■ Problem to solve ■
An exact copy of every record is needed.

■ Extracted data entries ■

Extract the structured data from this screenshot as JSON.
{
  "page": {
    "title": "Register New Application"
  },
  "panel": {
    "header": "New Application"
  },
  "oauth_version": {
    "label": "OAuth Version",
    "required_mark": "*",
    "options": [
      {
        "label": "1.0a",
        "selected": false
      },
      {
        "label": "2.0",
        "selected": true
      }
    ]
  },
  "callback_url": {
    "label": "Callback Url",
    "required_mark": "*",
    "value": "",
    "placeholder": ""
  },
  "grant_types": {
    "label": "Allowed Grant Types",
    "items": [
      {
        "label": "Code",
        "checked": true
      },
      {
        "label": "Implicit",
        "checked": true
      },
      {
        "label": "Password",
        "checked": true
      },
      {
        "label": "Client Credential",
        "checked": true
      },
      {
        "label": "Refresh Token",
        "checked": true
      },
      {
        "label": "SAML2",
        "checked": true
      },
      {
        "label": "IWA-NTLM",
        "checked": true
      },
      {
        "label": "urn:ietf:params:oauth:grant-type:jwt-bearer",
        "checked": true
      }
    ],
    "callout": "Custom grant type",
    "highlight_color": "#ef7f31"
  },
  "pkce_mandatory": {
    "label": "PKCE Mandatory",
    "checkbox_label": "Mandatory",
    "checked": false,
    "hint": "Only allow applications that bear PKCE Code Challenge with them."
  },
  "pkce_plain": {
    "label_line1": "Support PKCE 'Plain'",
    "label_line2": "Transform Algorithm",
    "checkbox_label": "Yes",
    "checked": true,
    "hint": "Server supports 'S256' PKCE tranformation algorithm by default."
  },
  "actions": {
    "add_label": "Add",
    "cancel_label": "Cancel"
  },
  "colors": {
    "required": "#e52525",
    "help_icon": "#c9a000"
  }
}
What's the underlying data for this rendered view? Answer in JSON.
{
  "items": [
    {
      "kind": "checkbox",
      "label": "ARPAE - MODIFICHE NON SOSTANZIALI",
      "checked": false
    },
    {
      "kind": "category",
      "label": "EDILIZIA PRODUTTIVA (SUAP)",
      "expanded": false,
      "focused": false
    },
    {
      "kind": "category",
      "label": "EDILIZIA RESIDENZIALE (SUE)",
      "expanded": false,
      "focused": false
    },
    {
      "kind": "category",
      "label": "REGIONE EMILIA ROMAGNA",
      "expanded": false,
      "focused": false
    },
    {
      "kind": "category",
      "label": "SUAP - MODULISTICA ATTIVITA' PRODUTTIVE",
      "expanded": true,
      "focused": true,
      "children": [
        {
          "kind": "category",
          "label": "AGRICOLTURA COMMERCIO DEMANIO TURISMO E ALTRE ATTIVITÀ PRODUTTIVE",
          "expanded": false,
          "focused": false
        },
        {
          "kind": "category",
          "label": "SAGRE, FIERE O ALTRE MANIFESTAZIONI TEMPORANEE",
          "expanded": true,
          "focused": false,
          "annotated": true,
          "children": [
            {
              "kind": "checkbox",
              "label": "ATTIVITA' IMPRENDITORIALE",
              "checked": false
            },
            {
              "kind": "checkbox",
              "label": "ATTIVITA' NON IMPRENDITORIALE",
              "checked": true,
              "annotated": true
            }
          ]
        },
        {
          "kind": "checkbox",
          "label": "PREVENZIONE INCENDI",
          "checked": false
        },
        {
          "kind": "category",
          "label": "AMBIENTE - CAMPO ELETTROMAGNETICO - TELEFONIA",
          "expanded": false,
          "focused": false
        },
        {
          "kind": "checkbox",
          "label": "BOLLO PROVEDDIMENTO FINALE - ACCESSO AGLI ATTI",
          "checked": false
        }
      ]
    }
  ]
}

■ In response ■
Extract the structured data from this screenshot as JSON.
{
  "page": {
    "title": "Register New Application"
  },
  "panel": {
    "header": "New Application"
  },
  "oauth_version": {
    "label": "OAuth Version",
    "required_mark": "*",
    "options": [
      {
        "label": "1.0a",
        "selected": false
      },
      {
        "label": "2.0",
        "selected": true
      }
    ]
  },
  "callback_url": {
    "label": "Callback Url",
    "required_mark": "*",
    "value": "",
    "placeholder": ""
  },
  "grant_types": {
    "label": "Allowed Grant Types",
    "items": [
      {
        "label": "Code",
        "checked": true
      },
      {
        "label": "Implicit",
        "checked": true
      },
      {
        "label": "Password",
        "checked": true
      },
      {
        "label": "Client Credential",
        "checked": true
      },
      {
        "label": "Refresh Token",
        "checked": true
      },
      {
        "label": "SAML2",
        "checked": true
      },
      {
        "label": "IWA-NTLM",
        "checked": true
      },
      {
        "label": "urn:ietf:params:oauth:grant-type:jwt-bearer",
        "checked": true
      }
    ],
    "callout": "Custom grant type",
    "highlight_color": "#ef7f31"
  },
  "pkce_mandatory": {
    "label": "PKCE Mandatory",
    "checkbox_label": "Mandatory",
    "checked": false,
    "hint": "Only allow applications that bear PKCE Code Challenge with them."
  },
  "pkce_plain": {
    "label_line1": "Support PKCE 'Plain'",
    "label_line2": "Transform Algorithm",
    "checkbox_label": "Yes",
    "checked": true,
    "hint": "Server supports 'S256' PKCE tranformation algorithm by default."
  },
  "actions": {
    "add_label": "Add",
    "cancel_label": "Cancel"
  },
  "colors": {
    "required": "#e52525",
    "help_icon": "#c9a000"
  }
}
What's the underlying data for this rendered view? Answer in JSON.
{
  "items": [
    {
      "kind": "checkbox",
      "label": "ARPAE - MODIFICHE NON SOSTANZIALI",
      "checked": false
    },
    {
      "kind": "category",
      "label": "EDILIZIA PRODUTTIVA (SUAP)",
      "expanded": false,
      "focused": false
    },
    {
      "kind": "category",
      "label": "EDILIZIA RESIDENZIALE (SUE)",
      "expanded": false,
      "focused": false
    },
    {
      "kind": "category",
      "label": "REGIONE EMILIA ROMAGNA",
      "expanded": false,
      "focused": false
    },
    {
      "kind": "category",
      "label": "SUAP - MODULISTICA ATTIVITA' PRODUTTIVE",
      "expanded": true,
      "focused": true,
      "children": [
        {
          "kind": "category",
          "label": "AGRICOLTURA COMMERCIO DEMANIO TURISMO E ALTRE ATTIVITÀ PRODUTTIVE",
          "expanded": false,
          "focused": false
        },
        {
          "kind": "category",
          "label": "SAGRE, FIERE O ALTRE MANIFESTAZIONI TEMPORANEE",
          "expanded": true,
          "focused": false,
          "annotated": true,
          "children": [
            {
              "kind": "checkbox",
              "label": "ATTIVITA' IMPRENDITORIALE",
              "checked": false
            },
            {
              "kind": "checkbox",
              "label": "ATTIVITA' NON IMPRENDITORIALE",
              "checked": true,
              "annotated": true
            }
          ]
        },
        {
          "kind": "checkbox",
          "label": "PREVENZIONE INCENDI",
          "checked": false
        },
        {
          "kind": "category",
          "label": "AMBIENTE - CAMPO ELETTROMAGNETICO - TELEFONIA",
          "expanded": false,
          "focused": false
        },
        {
          "kind": "checkbox",
          "label": "BOLLO PROVEDDIMENTO FINALE - ACCESSO AGLI ATTI",
          "checked": false
        }
      ]
    }
  ]
}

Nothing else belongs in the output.